### DATASET ENTRIES

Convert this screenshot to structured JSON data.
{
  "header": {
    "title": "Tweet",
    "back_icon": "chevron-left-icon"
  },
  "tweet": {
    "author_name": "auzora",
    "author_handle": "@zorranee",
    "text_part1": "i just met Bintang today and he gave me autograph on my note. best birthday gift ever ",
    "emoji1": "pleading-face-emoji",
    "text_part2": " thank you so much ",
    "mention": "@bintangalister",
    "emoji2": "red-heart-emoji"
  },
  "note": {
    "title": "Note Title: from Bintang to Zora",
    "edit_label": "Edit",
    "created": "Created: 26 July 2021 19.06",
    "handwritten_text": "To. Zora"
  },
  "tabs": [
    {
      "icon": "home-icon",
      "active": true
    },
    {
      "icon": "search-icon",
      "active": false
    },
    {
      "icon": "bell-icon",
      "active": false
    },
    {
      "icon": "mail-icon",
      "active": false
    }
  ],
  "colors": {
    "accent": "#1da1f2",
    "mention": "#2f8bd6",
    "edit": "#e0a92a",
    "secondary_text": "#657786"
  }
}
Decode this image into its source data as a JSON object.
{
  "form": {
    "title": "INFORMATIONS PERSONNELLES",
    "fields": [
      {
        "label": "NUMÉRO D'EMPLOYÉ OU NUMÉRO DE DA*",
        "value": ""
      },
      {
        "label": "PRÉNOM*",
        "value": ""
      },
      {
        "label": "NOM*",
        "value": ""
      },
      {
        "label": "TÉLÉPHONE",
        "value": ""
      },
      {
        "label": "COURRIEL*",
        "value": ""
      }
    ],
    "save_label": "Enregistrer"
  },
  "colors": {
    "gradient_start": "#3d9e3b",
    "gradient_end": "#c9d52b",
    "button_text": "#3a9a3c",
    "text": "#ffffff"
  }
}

######

SHORT PROBLEM: Repeat all of the records above exactly as written.

FULL SOLUTION:
Convert this screenshot to structured JSON data.
{
  "header": {
    "title": "Tweet",
    "back_icon": "chevron-left-icon"
  },
  "tweet": {
    "author_name": "auzora",
    "author_handle": "@zorranee",
    "text_part1": "i just met Bintang today and he gave me autograph on my note. best birthday gift ever ",
    "emoji1": "pleading-face-emoji",
    "text_part2": " thank you so much ",
    "mention": "@bintangalister",
    "emoji2": "red-heart-emoji"
  },
  "note": {
    "title": "Note Title: from Bintang to Zora",
    "edit_label": "Edit",
    "created": "Created: 26 July 2021 19.06",
    "handwritten_text": "To. Zora"
  },
  "tabs": [
    {
      "icon": "home-icon",
      "active": true
    },
    {
      "icon": "search-icon",
      "active": false
    },
    {
      "icon": "bell-icon",
      "active": false
    },
    {
      "icon": "mail-icon",
      "active": false
    }
  ],
  "colors": {
    "accent": "#1da1f2",
    "mention": "#2f8bd6",
    "edit": "#e0a92a",
    "secondary_text": "#657786"
  }
}
Decode this image into its source data as a JSON object.
{
  "form": {
    "title": "INFORMATIONS PERSONNELLES",
    "fields": [
      {
        "label": "NUMÉRO D'EMPLOYÉ OU NUMÉRO DE DA*",
        "value": ""
      },
      {
        "label": "PRÉNOM*",
        "value": ""
      },
      {
        "label": "NOM*",
        "value": ""
      },
      {
        "label": "TÉLÉPHONE",
        "value": ""
      },
      {
        "label": "COURRIEL*",
        "value": ""
      }
    ],
    "save_label": "Enregistrer"
  },
  "colors": {
    "gradient_start": "#3d9e3b",
    "gradient_end": "#c9d52b",
    "button_text": "#3a9a3c",
    "text": "#ffffff"
  }
}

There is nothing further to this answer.